-------- DATA FOR THIS TASK --------

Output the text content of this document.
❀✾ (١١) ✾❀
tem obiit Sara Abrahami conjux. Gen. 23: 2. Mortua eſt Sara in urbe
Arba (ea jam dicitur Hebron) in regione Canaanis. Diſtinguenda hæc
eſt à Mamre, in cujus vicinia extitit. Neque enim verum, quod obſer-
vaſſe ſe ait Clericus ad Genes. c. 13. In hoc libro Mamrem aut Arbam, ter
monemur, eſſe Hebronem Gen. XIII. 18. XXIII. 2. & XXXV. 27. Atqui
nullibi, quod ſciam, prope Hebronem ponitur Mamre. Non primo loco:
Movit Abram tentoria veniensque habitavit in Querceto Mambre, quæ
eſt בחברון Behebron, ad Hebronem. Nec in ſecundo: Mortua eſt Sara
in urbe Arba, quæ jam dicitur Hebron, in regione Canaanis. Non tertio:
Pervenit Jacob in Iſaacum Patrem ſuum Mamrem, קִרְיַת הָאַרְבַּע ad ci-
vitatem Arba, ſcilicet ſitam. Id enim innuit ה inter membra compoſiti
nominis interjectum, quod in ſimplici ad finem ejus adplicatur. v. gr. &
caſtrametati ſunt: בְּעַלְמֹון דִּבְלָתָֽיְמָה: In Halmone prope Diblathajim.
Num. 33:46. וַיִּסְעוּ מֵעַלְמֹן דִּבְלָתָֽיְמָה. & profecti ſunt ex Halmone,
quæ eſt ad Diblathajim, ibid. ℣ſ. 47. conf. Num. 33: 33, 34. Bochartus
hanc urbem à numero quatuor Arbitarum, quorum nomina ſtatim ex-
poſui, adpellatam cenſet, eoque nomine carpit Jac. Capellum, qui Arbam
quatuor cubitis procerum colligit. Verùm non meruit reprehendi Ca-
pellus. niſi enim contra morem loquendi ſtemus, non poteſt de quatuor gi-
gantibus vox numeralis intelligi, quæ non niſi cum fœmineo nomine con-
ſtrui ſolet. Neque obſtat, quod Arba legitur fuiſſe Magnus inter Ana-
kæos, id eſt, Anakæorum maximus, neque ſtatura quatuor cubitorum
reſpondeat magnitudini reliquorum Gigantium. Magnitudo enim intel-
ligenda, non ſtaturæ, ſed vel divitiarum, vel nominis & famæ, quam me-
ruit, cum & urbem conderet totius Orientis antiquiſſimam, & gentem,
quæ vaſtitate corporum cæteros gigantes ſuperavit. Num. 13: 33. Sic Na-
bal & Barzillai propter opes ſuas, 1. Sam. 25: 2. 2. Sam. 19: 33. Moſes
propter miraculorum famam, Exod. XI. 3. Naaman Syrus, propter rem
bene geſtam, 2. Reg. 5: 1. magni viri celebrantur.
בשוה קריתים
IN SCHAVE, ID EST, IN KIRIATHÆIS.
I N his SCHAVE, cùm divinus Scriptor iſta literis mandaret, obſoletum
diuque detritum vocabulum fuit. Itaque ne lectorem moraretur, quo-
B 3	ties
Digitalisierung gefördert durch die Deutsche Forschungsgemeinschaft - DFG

--------

TASK TO CARRY OUT
Using the material, show each line where the string "dicitur" can be found.

RESULT OF THE TASK
Arba (ea jam dicitur Hebron) in regione Canaanis. Diſtinguenda hæc
in urbe Arba, quæ jam dicitur Hebron, in regione Canaanis. Non tertio:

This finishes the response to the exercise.